• [DATA FOR THIS TASK]
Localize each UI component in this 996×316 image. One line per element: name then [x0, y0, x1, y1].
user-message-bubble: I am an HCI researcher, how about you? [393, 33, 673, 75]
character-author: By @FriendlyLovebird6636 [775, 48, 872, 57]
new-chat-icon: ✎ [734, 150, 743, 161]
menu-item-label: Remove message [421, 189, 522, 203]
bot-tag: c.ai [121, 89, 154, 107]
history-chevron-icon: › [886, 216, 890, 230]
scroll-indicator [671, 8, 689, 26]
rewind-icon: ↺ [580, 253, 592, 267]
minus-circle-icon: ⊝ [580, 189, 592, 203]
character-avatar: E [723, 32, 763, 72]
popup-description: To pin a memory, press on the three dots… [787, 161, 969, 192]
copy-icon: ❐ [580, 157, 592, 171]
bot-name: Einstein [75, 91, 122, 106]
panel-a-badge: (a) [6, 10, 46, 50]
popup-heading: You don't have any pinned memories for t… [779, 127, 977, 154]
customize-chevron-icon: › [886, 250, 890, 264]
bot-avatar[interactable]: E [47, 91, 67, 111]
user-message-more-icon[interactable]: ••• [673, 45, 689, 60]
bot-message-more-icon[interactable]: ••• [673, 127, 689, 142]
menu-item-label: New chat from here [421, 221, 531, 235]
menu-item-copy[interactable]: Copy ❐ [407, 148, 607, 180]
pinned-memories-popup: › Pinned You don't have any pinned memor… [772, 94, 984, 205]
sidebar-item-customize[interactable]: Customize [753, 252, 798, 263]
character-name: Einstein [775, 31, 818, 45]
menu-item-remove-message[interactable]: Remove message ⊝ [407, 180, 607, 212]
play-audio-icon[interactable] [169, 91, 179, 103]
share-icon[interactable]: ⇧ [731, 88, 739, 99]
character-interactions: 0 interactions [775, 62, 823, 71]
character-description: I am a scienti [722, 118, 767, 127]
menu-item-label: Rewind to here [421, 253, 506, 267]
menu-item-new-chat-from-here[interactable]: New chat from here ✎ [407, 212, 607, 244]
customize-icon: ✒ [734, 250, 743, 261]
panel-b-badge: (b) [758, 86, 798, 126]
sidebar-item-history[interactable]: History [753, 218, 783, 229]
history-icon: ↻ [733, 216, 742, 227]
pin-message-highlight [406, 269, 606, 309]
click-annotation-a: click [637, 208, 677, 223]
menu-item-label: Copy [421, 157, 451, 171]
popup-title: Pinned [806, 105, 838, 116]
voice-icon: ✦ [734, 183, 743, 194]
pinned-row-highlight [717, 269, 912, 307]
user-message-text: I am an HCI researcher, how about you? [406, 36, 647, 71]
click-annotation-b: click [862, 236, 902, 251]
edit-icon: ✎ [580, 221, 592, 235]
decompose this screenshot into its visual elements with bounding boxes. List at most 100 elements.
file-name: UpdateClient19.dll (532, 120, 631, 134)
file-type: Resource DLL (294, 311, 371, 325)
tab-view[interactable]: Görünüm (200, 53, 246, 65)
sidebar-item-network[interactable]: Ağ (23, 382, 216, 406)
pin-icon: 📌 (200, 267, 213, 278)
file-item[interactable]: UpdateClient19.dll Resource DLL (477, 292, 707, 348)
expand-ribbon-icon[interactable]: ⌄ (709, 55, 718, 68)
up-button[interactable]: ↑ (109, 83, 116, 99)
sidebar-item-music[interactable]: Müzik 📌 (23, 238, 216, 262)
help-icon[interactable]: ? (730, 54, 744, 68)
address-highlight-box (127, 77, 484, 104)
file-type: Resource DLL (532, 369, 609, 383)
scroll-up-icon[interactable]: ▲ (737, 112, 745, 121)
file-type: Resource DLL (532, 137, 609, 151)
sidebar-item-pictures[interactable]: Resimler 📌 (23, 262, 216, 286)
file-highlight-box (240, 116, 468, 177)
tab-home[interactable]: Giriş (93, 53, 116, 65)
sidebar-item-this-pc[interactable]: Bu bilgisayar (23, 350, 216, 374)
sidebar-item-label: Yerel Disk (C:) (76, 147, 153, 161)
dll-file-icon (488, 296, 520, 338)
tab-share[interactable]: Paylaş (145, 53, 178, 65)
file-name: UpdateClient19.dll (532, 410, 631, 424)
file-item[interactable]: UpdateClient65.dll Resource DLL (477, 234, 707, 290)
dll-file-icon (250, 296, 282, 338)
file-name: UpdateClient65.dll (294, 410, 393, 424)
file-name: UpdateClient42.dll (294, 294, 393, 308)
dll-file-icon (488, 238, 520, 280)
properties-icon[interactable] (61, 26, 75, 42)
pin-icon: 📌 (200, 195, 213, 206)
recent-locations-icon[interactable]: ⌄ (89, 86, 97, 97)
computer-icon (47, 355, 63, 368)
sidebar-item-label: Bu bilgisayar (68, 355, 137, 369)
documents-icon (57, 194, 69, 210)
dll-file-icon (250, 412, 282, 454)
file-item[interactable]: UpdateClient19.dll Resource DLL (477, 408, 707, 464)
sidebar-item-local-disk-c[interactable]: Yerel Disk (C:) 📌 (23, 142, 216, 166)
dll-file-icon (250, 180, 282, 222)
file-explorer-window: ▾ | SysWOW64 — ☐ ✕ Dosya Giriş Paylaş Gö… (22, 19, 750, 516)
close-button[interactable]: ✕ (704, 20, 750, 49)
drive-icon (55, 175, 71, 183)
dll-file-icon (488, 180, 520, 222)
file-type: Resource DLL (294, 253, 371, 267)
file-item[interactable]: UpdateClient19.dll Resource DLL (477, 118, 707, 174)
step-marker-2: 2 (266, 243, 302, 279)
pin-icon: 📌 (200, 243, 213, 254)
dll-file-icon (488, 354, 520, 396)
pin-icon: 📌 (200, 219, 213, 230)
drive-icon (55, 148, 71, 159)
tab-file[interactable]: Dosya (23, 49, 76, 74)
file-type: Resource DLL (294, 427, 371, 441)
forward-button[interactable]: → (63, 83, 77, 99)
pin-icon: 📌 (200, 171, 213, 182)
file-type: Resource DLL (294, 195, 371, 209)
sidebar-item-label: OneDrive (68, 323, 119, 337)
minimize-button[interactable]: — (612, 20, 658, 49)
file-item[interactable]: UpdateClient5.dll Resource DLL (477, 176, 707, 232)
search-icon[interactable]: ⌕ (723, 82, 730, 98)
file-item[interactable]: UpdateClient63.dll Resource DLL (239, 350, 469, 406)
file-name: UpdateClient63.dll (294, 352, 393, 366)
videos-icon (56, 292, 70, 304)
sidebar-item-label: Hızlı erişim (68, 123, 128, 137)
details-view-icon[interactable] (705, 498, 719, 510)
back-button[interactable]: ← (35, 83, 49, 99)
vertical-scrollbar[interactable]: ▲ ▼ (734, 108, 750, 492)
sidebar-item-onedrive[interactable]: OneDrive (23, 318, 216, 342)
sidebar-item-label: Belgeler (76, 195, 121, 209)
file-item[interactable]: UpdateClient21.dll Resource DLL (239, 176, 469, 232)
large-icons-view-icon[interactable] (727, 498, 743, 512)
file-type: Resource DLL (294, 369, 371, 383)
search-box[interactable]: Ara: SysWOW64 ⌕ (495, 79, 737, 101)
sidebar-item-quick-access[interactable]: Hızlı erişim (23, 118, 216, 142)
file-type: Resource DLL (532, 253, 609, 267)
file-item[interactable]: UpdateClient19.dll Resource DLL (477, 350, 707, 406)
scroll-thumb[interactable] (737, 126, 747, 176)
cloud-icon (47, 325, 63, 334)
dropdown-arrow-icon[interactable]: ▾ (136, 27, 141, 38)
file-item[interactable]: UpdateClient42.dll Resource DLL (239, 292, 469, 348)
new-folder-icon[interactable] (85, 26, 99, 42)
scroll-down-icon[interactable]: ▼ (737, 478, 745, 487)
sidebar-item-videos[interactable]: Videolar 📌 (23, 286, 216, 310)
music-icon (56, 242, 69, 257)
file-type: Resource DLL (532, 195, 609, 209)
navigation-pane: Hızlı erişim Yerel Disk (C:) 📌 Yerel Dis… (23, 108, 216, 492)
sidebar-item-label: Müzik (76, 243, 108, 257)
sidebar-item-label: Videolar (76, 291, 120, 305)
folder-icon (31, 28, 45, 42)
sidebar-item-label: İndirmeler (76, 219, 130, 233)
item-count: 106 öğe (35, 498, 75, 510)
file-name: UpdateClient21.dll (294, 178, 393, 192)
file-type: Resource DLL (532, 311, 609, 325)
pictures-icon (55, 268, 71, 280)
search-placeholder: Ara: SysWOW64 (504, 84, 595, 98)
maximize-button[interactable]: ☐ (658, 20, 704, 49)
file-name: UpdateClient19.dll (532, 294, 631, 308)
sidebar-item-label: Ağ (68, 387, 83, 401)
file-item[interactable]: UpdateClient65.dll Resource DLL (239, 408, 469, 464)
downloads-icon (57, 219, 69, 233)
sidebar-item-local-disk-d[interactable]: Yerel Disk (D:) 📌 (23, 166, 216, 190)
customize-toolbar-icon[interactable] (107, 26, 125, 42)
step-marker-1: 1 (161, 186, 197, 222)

• [THE PROBLEM] Can you repeat the listing above verbatim, starting at its first line and ending at the line that contains "new-chat-icon: ✎ [734, 150, 743, 161]", with both of those lines included?

• [SOLUTION]
Localize each UI component in this 996×316 image. One line per element: name then [x0, y0, x1, y1].
user-message-bubble: I am an HCI researcher, how about you? [393, 33, 673, 75]
character-author: By @FriendlyLovebird6636 [775, 48, 872, 57]
new-chat-icon: ✎ [734, 150, 743, 161]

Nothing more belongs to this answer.